What to produce
Copy every one of the rows below word for word, keeping each line as it is.

— Start of Material provided —

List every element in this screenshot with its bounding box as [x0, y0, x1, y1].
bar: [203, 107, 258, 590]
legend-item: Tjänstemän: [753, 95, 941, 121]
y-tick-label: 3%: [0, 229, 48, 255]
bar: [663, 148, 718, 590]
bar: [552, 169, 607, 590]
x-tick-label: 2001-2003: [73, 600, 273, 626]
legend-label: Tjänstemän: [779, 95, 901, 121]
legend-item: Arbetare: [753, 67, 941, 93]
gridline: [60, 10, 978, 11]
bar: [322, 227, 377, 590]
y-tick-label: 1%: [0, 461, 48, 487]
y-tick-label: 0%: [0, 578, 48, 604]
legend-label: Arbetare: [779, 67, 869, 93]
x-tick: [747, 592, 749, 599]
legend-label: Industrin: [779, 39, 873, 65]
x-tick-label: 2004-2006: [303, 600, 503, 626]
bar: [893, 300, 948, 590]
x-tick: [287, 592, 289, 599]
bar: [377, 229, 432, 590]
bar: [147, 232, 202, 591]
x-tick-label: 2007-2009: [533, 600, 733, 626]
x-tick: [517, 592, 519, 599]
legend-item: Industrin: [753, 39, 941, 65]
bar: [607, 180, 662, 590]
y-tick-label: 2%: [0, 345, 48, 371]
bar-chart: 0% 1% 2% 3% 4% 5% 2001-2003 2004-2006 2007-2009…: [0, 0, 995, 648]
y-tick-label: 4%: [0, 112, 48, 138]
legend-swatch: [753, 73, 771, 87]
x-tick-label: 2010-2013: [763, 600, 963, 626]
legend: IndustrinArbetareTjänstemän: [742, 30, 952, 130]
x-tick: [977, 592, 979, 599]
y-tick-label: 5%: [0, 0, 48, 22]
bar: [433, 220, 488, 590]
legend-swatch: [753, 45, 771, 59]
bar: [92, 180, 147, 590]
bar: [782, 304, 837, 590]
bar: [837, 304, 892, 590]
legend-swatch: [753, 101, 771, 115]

— End of Material provided —

Response to this task
List every element in this screenshot with its bounding box as [x0, y0, x1, y1].
bar: [203, 107, 258, 590]
legend-item: Tjänstemän: [753, 95, 941, 121]
y-tick-label: 3%: [0, 229, 48, 255]
bar: [663, 148, 718, 590]
bar: [552, 169, 607, 590]
x-tick-label: 2001-2003: [73, 600, 273, 626]
legend-label: Tjänstemän: [779, 95, 901, 121]
legend-item: Arbetare: [753, 67, 941, 93]
gridline: [60, 10, 978, 11]
bar: [322, 227, 377, 590]
y-tick-label: 1%: [0, 461, 48, 487]
y-tick-label: 0%: [0, 578, 48, 604]
legend-label: Arbetare: [779, 67, 869, 93]
x-tick: [747, 592, 749, 599]
legend-label: Industrin: [779, 39, 873, 65]
x-tick-label: 2004-2006: [303, 600, 503, 626]
bar: [893, 300, 948, 590]
x-tick: [287, 592, 289, 599]
bar: [377, 229, 432, 590]
bar: [147, 232, 202, 591]
x-tick-label: 2007-2009: [533, 600, 733, 626]
x-tick: [517, 592, 519, 599]
legend-item: Industrin: [753, 39, 941, 65]
bar: [607, 180, 662, 590]
y-tick-label: 2%: [0, 345, 48, 371]
bar-chart: 0% 1% 2% 3% 4% 5% 2001-2003 2004-2006 2007-2009…: [0, 0, 995, 648]
y-tick-label: 4%: [0, 112, 48, 138]
legend-swatch: [753, 73, 771, 87]
x-tick-label: 2010-2013: [763, 600, 963, 626]
legend: IndustrinArbetareTjänstemän: [742, 30, 952, 130]
x-tick: [977, 592, 979, 599]
y-tick-label: 5%: [0, 0, 48, 22]
bar: [433, 220, 488, 590]
legend-swatch: [753, 45, 771, 59]
bar: [92, 180, 147, 590]
bar: [782, 304, 837, 590]
bar: [837, 304, 892, 590]
legend-swatch: [753, 101, 771, 115]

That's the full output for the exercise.